**Records:**
- - - - -
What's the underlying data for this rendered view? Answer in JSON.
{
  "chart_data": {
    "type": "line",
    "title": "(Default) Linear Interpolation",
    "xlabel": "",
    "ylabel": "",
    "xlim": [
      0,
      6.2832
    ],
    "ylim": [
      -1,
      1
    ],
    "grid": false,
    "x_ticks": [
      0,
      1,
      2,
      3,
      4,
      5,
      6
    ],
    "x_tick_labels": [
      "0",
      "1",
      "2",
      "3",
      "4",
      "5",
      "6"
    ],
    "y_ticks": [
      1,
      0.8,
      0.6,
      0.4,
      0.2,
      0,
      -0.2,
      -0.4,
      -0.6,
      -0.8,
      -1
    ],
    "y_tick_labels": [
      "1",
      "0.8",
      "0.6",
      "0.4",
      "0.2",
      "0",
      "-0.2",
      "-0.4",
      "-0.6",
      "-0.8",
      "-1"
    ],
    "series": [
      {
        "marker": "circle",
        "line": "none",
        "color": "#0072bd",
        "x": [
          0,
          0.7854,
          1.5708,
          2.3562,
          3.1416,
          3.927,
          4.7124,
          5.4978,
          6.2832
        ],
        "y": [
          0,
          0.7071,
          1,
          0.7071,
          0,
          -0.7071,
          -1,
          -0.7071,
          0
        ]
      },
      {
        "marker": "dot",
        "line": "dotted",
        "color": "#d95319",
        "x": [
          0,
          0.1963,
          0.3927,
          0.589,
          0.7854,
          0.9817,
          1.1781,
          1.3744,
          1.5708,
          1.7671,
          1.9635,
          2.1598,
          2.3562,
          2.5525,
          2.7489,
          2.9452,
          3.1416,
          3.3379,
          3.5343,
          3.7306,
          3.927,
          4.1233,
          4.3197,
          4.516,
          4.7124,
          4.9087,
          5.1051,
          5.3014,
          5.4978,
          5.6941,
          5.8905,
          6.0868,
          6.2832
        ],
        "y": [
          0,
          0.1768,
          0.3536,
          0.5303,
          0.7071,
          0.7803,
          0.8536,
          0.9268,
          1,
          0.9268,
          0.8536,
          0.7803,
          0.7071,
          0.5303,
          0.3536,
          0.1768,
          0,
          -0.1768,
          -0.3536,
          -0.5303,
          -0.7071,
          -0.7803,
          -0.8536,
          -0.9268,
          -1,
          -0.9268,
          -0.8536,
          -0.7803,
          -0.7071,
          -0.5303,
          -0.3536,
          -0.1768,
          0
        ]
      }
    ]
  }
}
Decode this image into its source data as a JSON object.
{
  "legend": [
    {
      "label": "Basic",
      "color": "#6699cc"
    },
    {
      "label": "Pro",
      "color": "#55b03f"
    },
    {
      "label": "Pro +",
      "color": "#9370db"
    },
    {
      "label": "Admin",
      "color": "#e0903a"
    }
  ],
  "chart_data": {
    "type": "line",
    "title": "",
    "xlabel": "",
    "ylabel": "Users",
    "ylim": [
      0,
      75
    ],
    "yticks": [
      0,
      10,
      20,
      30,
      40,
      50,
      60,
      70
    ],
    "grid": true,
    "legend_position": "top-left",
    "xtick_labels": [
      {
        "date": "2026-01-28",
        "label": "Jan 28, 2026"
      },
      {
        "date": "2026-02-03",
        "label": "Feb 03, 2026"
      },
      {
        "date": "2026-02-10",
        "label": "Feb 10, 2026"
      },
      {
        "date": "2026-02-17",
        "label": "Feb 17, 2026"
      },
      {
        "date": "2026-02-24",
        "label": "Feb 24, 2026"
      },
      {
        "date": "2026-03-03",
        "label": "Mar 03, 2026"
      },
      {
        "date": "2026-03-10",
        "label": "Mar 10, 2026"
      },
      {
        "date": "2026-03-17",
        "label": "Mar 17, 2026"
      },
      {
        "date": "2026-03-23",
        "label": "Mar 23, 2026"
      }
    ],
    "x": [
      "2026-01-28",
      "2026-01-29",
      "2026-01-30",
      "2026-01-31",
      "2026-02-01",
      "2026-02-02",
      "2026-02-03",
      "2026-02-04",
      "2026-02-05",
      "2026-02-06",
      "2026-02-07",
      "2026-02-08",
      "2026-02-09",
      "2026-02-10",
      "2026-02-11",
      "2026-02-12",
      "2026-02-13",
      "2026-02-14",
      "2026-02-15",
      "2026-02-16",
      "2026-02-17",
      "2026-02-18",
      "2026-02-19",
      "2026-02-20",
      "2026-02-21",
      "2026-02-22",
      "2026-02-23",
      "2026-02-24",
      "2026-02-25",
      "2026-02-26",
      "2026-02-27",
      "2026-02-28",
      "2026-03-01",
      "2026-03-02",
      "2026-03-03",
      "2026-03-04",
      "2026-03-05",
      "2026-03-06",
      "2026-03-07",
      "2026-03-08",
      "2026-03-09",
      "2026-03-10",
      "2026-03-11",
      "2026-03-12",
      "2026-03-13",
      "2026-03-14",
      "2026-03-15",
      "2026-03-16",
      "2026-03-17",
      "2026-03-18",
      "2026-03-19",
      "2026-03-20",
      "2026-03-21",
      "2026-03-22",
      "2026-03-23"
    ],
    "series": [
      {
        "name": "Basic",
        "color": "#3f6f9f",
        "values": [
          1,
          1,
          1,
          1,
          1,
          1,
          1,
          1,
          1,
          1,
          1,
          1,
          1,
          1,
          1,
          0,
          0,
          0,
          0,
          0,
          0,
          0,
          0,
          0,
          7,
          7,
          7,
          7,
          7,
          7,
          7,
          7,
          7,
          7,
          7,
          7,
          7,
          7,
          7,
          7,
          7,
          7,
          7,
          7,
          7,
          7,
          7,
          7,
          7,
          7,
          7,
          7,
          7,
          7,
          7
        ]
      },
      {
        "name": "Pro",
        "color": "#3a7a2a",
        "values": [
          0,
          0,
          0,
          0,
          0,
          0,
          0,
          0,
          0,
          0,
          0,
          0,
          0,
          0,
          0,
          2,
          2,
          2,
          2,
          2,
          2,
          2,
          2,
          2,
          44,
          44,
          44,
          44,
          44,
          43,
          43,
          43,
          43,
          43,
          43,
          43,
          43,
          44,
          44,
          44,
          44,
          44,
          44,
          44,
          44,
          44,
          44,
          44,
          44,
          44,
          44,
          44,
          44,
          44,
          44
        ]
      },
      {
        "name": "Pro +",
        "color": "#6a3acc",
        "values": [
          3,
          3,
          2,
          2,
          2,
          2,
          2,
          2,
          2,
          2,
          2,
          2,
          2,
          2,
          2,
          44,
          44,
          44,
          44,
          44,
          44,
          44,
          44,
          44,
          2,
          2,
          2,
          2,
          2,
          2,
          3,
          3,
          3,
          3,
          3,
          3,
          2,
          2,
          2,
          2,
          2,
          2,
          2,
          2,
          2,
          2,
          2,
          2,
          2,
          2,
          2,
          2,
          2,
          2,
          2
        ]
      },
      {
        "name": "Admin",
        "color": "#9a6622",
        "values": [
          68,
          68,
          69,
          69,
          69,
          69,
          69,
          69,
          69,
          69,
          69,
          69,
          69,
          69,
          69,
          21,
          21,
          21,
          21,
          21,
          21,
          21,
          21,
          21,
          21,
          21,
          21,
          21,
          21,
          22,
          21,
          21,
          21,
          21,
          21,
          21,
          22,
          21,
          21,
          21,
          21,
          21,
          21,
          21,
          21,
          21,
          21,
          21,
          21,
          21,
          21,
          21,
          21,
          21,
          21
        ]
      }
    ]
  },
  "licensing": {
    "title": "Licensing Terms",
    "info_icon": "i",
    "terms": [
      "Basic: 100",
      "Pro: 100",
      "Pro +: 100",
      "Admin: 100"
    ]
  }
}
- - - - -
**What is needed:**
Transcribe all of the entries without altering anything.

**The answer:**
What's the underlying data for this rendered view? Answer in JSON.
{
  "chart_data": {
    "type": "line",
    "title": "(Default) Linear Interpolation",
    "xlabel": "",
    "ylabel": "",
    "xlim": [
      0,
      6.2832
    ],
    "ylim": [
      -1,
      1
    ],
    "grid": false,
    "x_ticks": [
      0,
      1,
      2,
      3,
      4,
      5,
      6
    ],
    "x_tick_labels": [
      "0",
      "1",
      "2",
      "3",
      "4",
      "5",
      "6"
    ],
    "y_ticks": [
      1,
      0.8,
      0.6,
      0.4,
      0.2,
      0,
      -0.2,
      -0.4,
      -0.6,
      -0.8,
      -1
    ],
    "y_tick_labels": [
      "1",
      "0.8",
      "0.6",
      "0.4",
      "0.2",
      "0",
      "-0.2",
      "-0.4",
      "-0.6",
      "-0.8",
      "-1"
    ],
    "series": [
      {
        "marker": "circle",
        "line": "none",
        "color": "#0072bd",
        "x": [
          0,
          0.7854,
          1.5708,
          2.3562,
          3.1416,
          3.927,
          4.7124,
          5.4978,
          6.2832
        ],
        "y": [
          0,
          0.7071,
          1,
          0.7071,
          0,
          -0.7071,
          -1,
          -0.7071,
          0
        ]
      },
      {
        "marker": "dot",
        "line": "dotted",
        "color": "#d95319",
        "x": [
          0,
          0.1963,
          0.3927,
          0.589,
          0.7854,
          0.9817,
          1.1781,
          1.3744,
          1.5708,
          1.7671,
          1.9635,
          2.1598,
          2.3562,
          2.5525,
          2.7489,
          2.9452,
          3.1416,
          3.3379,
          3.5343,
          3.7306,
          3.927,
          4.1233,
          4.3197,
          4.516,
          4.7124,
          4.9087,
          5.1051,
          5.3014,
          5.4978,
          5.6941,
          5.8905,
          6.0868,
          6.2832
        ],
        "y": [
          0,
          0.1768,
          0.3536,
          0.5303,
          0.7071,
          0.7803,
          0.8536,
          0.9268,
          1,
          0.9268,
          0.8536,
          0.7803,
          0.7071,
          0.5303,
          0.3536,
          0.1768,
          0,
          -0.1768,
          -0.3536,
          -0.5303,
          -0.7071,
          -0.7803,
          -0.8536,
          -0.9268,
          -1,
          -0.9268,
          -0.8536,
          -0.7803,
          -0.7071,
          -0.5303,
          -0.3536,
          -0.1768,
          0
        ]
      }
    ]
  }
}
Decode this image into its source data as a JSON object.
{
  "legend": [
    {
      "label": "Basic",
      "color": "#6699cc"
    },
    {
      "label": "Pro",
      "color": "#55b03f"
    },
    {
      "label": "Pro +",
      "color": "#9370db"
    },
    {
      "label": "Admin",
      "color": "#e0903a"
    }
  ],
  "chart_data": {
    "type": "line",
    "title": "",
    "xlabel": "",
    "ylabel": "Users",
    "ylim": [
      0,
      75
    ],
    "yticks": [
      0,
      10,
      20,
      30,
      40,
      50,
      60,
      70
    ],
    "grid": true,
    "legend_position": "top-left",
    "xtick_labels": [
      {
        "date": "2026-01-28",
        "label": "Jan 28, 2026"
      },
      {
        "date": "2026-02-03",
        "label": "Feb 03, 2026"
      },
      {
        "date": "2026-02-10",
        "label": "Feb 10, 2026"
      },
      {
        "date": "2026-02-17",
        "label": "Feb 17, 2026"
      },
      {
        "date": "2026-02-24",
        "label": "Feb 24, 2026"
      },
      {
        "date": "2026-03-03",
        "label": "Mar 03, 2026"
      },
      {
        "date": "2026-03-10",
        "label": "Mar 10, 2026"
      },
      {
        "date": "2026-03-17",
        "label": "Mar 17, 2026"
      },
      {
        "date": "2026-03-23",
        "label": "Mar 23, 2026"
      }
    ],
    "x": [
      "2026-01-28",
      "2026-01-29",
      "2026-01-30",
      "2026-01-31",
      "2026-02-01",
      "2026-02-02",
      "2026-02-03",
      "2026-02-04",
      "2026-02-05",
      "2026-02-06",
      "2026-02-07",
      "2026-02-08",
      "2026-02-09",
      "2026-02-10",
      "2026-02-11",
      "2026-02-12",
      "2026-02-13",
      "2026-02-14",
      "2026-02-15",
      "2026-02-16",
      "2026-02-17",
      "2026-02-18",
      "2026-02-19",
      "2026-02-20",
      "2026-02-21",
      "2026-02-22",
      "2026-02-23",
      "2026-02-24",
      "2026-02-25",
      "2026-02-26",
      "2026-02-27",
      "2026-02-28",
      "2026-03-01",
      "2026-03-02",
      "2026-03-03",
      "2026-03-04",
      "2026-03-05",
      "2026-03-06",
      "2026-03-07",
      "2026-03-08",
      "2026-03-09",
      "2026-03-10",
      "2026-03-11",
      "2026-03-12",
      "2026-03-13",
      "2026-03-14",
      "2026-03-15",
      "2026-03-16",
      "2026-03-17",
      "2026-03-18",
      "2026-03-19",
      "2026-03-20",
      "2026-03-21",
      "2026-03-22",
      "2026-03-23"
    ],
    "series": [
      {
        "name": "Basic",
        "color": "#3f6f9f",
        "values": [
          1,
          1,
          1,
          1,
          1,
          1,
          1,
          1,
          1,
          1,
          1,
          1,
          1,
          1,
          1,
          0,
          0,
          0,
          0,
          0,
          0,
          0,
          0,
          0,
          7,
          7,
          7,
          7,
          7,
          7,
          7,
          7,
          7,
          7,
          7,
          7,
          7,
          7,
          7,
          7,
          7,
          7,
          7,
          7,
          7,
          7,
          7,
          7,
          7,
          7,
          7,
          7,
          7,
          7,
          7
        ]
      },
      {
        "name": "Pro",
        "color": "#3a7a2a",
        "values": [
          0,
          0,
          0,
          0,
          0,
          0,
          0,
          0,
          0,
          0,
          0,
          0,
          0,
          0,
          0,
          2,
          2,
          2,
          2,
          2,
          2,
          2,
          2,
          2,
          44,
          44,
          44,
          44,
          44,
          43,
          43,
          43,
          43,
          43,
          43,
          43,
          43,
          44,
          44,
          44,
          44,
          44,
          44,
          44,
          44,
          44,
          44,
          44,
          44,
          44,
          44,
          44,
          44,
          44,
          44
        ]
      },
      {
        "name": "Pro +",
        "color": "#6a3acc",
        "values": [
          3,
          3,
          2,
          2,
          2,
          2,
          2,
          2,
          2,
          2,
          2,
          2,
          2,
          2,
          2,
          44,
          44,
          44,
          44,
          44,
          44,
          44,
          44,
          44,
          2,
          2,
          2,
          2,
          2,
          2,
          3,
          3,
          3,
          3,
          3,
          3,
          2,
          2,
          2,
          2,
          2,
          2,
          2,
          2,
          2,
          2,
          2,
          2,
          2,
          2,
          2,
          2,
          2,
          2,
          2
        ]
      },
      {
        "name": "Admin",
        "color": "#9a6622",
        "values": [
          68,
          68,
          69,
          69,
          69,
          69,
          69,
          69,
          69,
          69,
          69,
          69,
          69,
          69,
          69,
          21,
          21,
          21,
          21,
          21,
          21,
          21,
          21,
          21,
          21,
          21,
          21,
          21,
          21,
          22,
          21,
          21,
          21,
          21,
          21,
          21,
          22,
          21,
          21,
          21,
          21,
          21,
          21,
          21,
          21,
          21,
          21,
          21,
          21,
          21,
          21,
          21,
          21,
          21,
          21
        ]
      }
    ]
  },
  "licensing": {
    "title": "Licensing Terms",
    "info_icon": "i",
    "terms": [
      "Basic: 100",
      "Pro: 100",
      "Pro +: 100",
      "Admin: 100"
    ]
  }
}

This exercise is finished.